INSTRUCTIONS FOR THE TASK
Scan the material and copy every line in which "equipped" appears.
========================
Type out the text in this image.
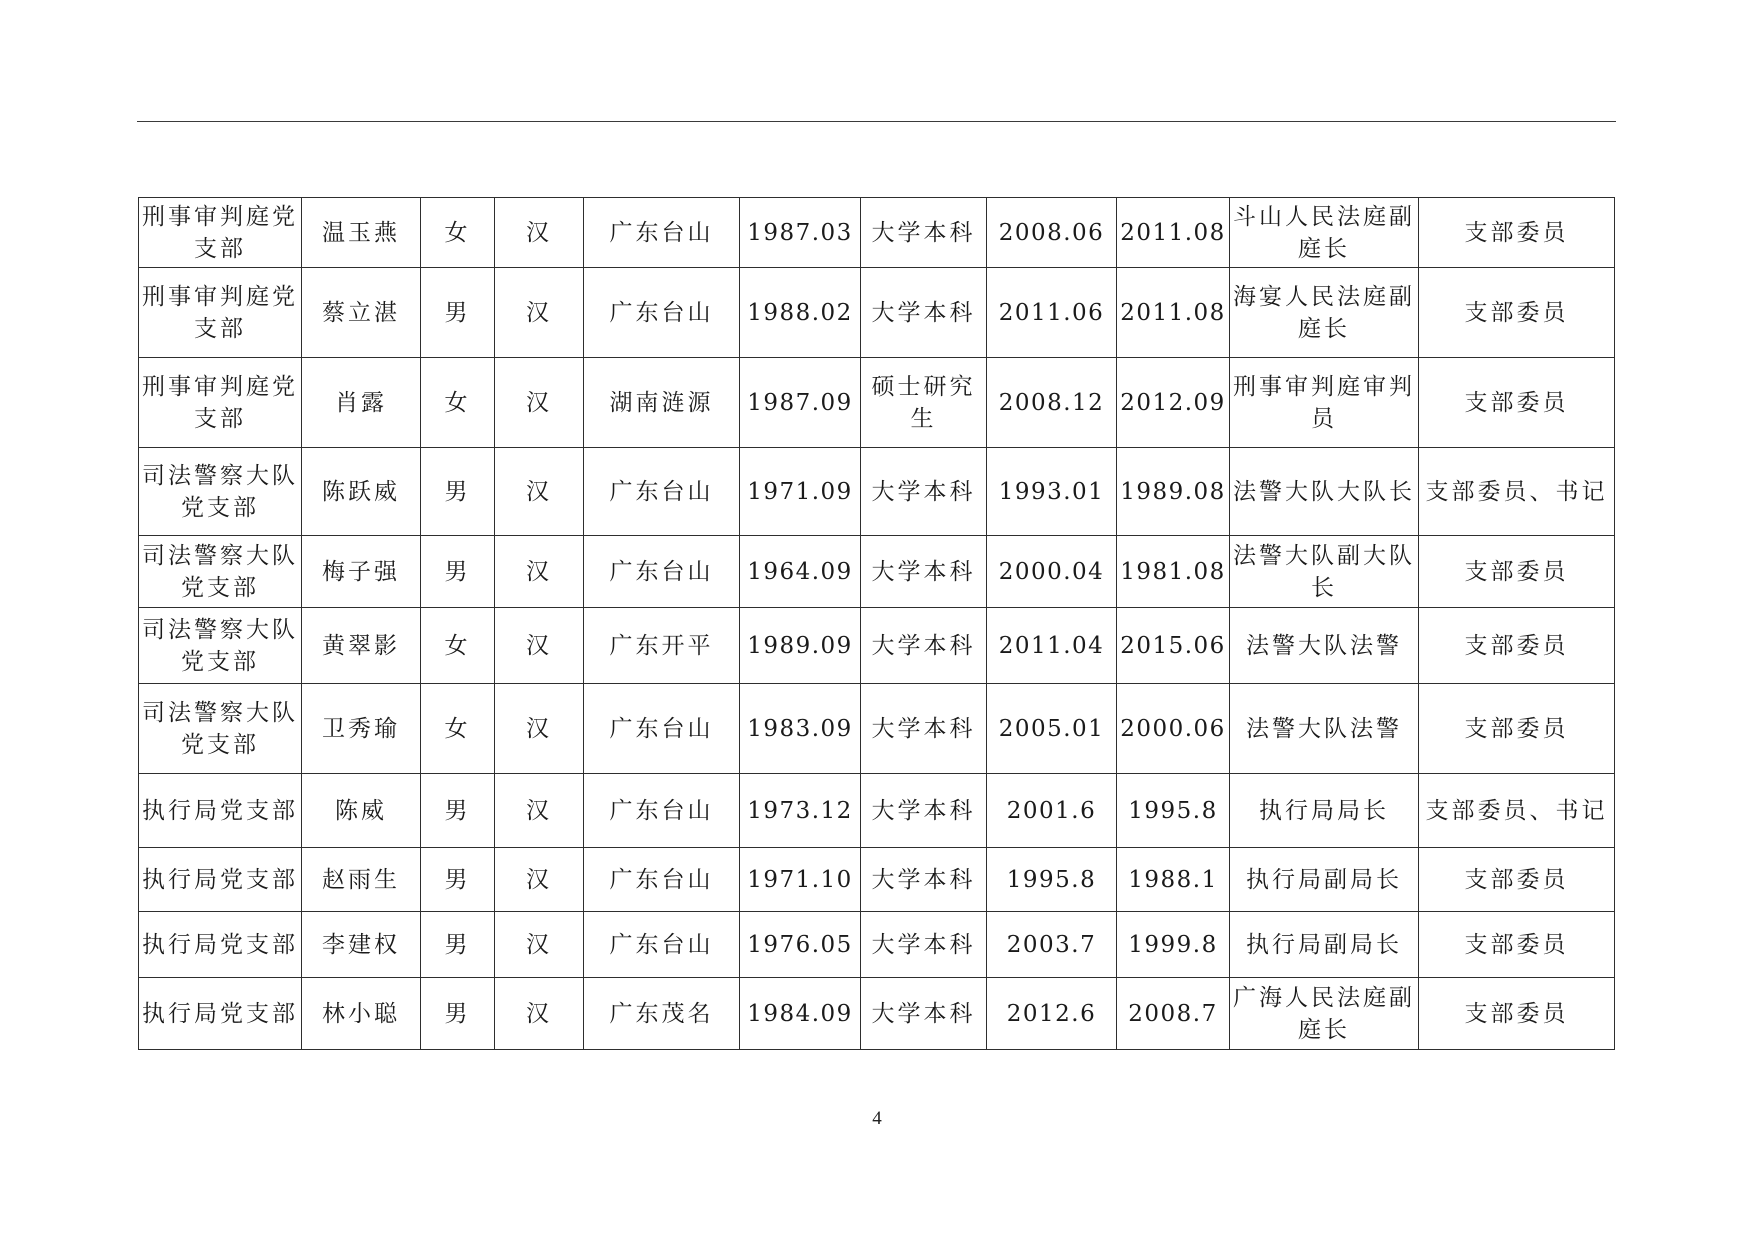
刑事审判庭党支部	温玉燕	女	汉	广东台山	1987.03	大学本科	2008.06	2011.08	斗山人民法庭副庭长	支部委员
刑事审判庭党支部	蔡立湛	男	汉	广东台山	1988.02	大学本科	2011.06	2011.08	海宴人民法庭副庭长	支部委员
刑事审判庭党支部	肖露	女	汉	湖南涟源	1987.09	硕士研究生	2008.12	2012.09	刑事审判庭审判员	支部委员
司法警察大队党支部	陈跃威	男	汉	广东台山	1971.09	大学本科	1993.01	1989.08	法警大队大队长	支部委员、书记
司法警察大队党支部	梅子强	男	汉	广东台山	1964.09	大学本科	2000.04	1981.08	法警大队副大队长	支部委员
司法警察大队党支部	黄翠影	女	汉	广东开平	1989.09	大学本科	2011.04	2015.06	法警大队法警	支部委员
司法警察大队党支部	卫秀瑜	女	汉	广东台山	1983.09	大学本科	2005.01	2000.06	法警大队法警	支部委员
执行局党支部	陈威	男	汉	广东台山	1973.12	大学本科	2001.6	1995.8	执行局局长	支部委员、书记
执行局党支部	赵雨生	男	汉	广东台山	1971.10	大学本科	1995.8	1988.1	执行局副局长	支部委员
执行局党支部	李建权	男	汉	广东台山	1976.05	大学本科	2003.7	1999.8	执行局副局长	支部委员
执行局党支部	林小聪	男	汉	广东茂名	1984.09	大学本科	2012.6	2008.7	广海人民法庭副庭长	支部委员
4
========================
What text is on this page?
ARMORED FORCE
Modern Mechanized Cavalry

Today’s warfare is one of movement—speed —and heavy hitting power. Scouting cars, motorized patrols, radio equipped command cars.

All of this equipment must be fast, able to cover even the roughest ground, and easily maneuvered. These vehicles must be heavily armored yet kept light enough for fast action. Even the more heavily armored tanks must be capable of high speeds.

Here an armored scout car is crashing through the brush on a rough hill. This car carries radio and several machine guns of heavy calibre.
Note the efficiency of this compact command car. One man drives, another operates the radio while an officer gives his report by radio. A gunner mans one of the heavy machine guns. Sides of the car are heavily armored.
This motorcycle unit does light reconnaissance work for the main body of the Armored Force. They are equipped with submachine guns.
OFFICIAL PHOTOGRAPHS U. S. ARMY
========================
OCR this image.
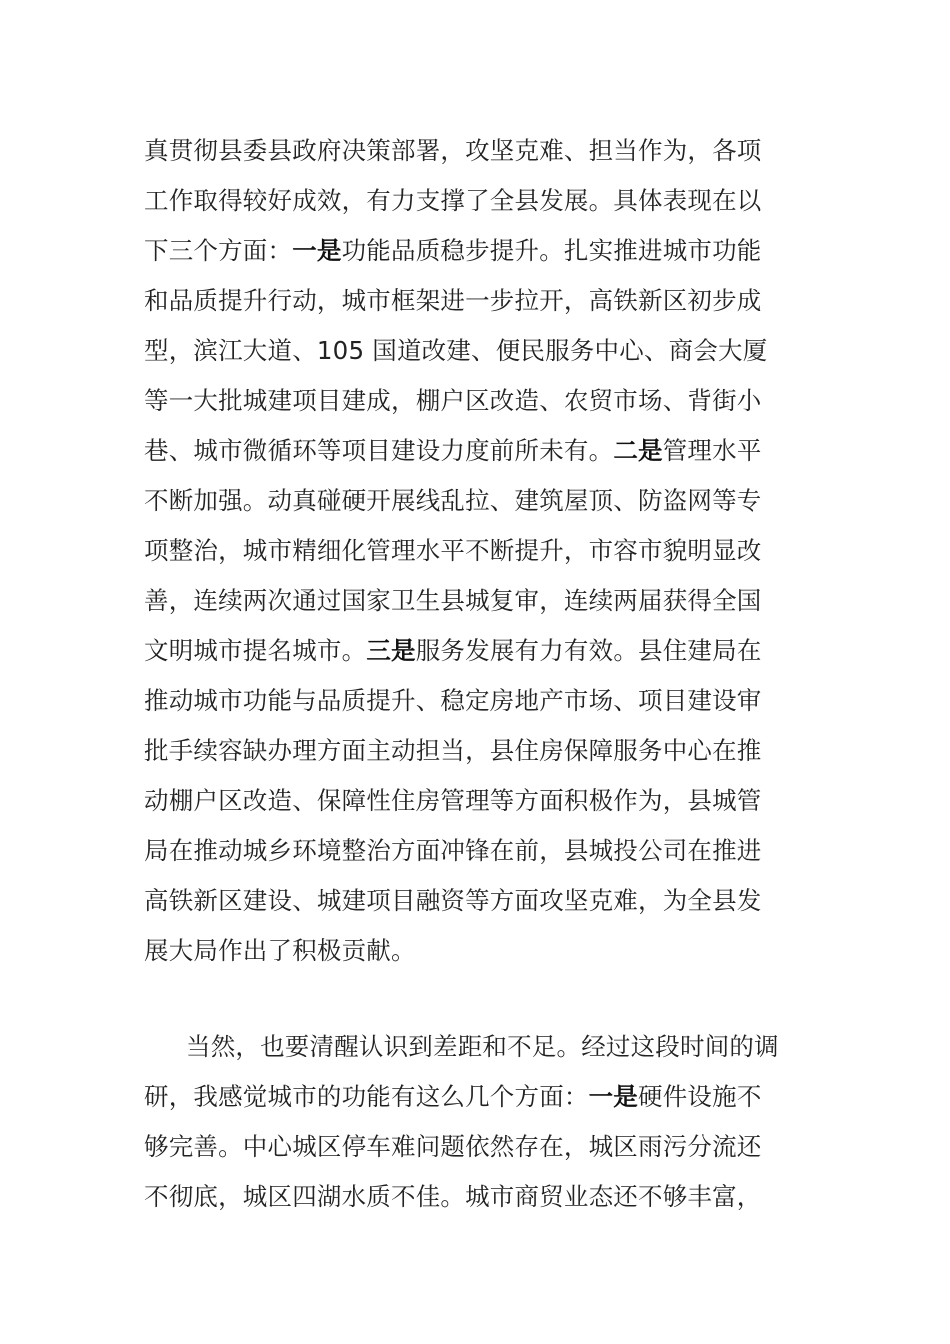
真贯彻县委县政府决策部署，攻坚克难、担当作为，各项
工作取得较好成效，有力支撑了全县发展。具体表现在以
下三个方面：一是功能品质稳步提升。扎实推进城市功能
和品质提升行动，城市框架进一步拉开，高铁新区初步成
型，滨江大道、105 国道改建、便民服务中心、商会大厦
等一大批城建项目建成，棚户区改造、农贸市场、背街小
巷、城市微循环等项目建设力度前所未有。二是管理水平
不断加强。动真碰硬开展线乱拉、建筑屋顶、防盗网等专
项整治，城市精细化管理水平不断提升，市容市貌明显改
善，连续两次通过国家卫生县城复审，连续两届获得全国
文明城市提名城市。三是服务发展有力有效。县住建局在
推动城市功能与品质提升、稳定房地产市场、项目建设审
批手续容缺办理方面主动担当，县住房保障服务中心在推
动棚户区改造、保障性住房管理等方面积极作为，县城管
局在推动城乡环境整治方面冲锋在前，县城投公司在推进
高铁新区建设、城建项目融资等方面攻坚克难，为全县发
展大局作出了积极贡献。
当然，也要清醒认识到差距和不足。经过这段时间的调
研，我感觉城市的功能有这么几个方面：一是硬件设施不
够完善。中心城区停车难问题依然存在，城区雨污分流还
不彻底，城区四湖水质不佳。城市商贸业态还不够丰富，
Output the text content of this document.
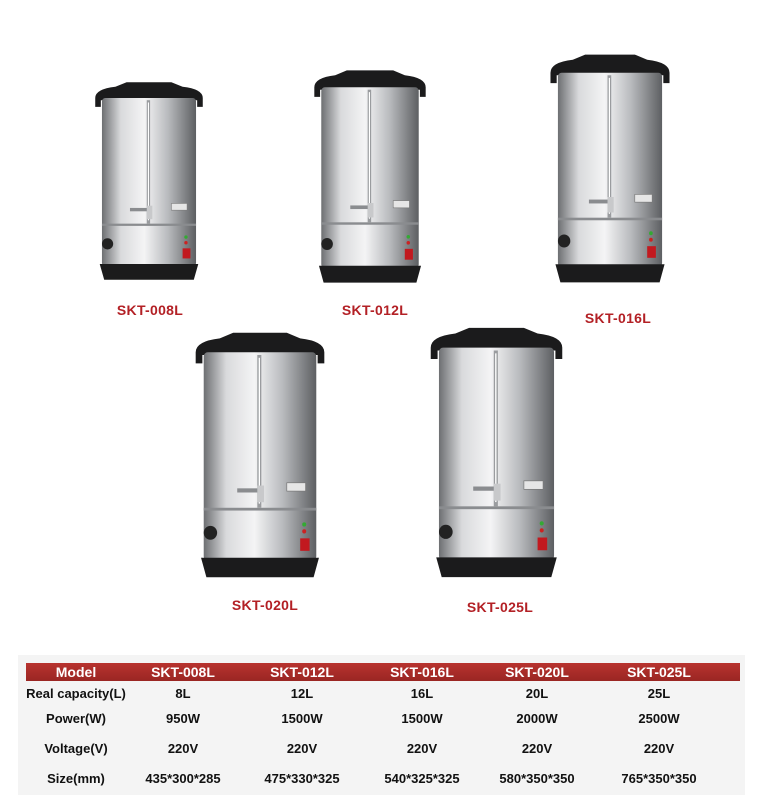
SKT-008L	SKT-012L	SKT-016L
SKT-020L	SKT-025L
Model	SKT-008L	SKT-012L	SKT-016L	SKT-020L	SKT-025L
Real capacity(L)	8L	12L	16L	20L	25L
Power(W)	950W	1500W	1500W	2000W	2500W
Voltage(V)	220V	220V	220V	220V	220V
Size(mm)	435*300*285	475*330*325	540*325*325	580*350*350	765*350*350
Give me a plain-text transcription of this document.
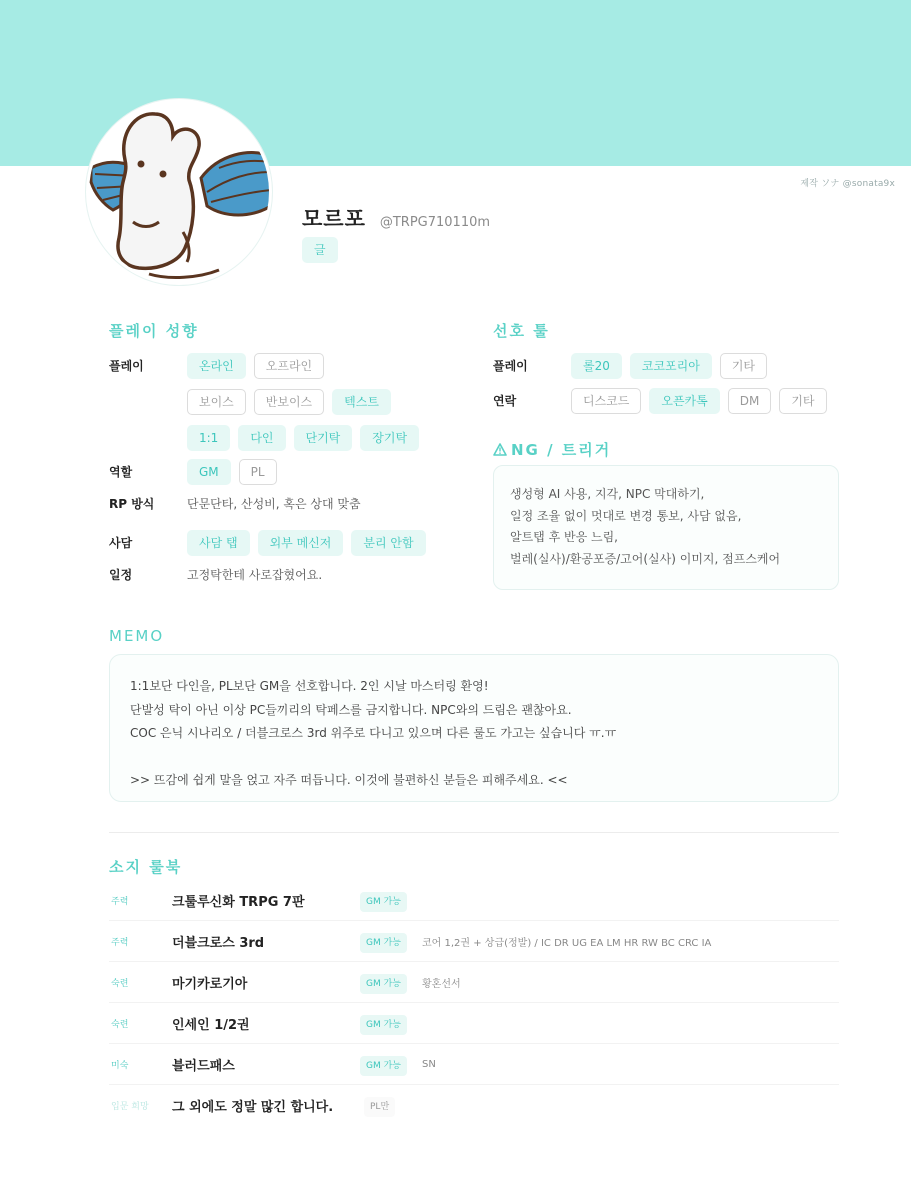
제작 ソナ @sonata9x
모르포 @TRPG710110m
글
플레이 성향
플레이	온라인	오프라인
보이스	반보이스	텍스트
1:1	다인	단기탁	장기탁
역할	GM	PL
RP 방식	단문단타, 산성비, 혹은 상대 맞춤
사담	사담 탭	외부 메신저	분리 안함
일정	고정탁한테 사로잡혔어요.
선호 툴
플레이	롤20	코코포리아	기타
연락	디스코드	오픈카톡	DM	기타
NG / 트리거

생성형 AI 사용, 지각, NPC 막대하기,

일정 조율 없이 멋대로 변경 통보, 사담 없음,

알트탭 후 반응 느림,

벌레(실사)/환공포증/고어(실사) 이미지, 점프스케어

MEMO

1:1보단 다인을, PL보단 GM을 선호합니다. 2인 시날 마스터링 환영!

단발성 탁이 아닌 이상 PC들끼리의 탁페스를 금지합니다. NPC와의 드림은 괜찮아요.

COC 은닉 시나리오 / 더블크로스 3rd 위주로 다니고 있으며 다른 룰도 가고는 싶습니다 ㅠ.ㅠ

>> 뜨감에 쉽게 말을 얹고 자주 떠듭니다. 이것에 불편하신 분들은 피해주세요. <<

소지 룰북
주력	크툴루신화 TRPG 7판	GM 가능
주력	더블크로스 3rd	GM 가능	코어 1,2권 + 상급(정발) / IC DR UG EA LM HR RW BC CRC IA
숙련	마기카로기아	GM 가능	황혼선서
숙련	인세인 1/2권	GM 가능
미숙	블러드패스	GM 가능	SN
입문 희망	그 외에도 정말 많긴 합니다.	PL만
========================
RESULT OF THIS EXERCISE
Today’s warfare is one of movement—speed —and heavy hitting power. Scouting cars, motorized patrols, radio equipped command cars.
This motorcycle unit does light reconnaissance work for the main body of the Armored Force. They are equipped with submachine guns.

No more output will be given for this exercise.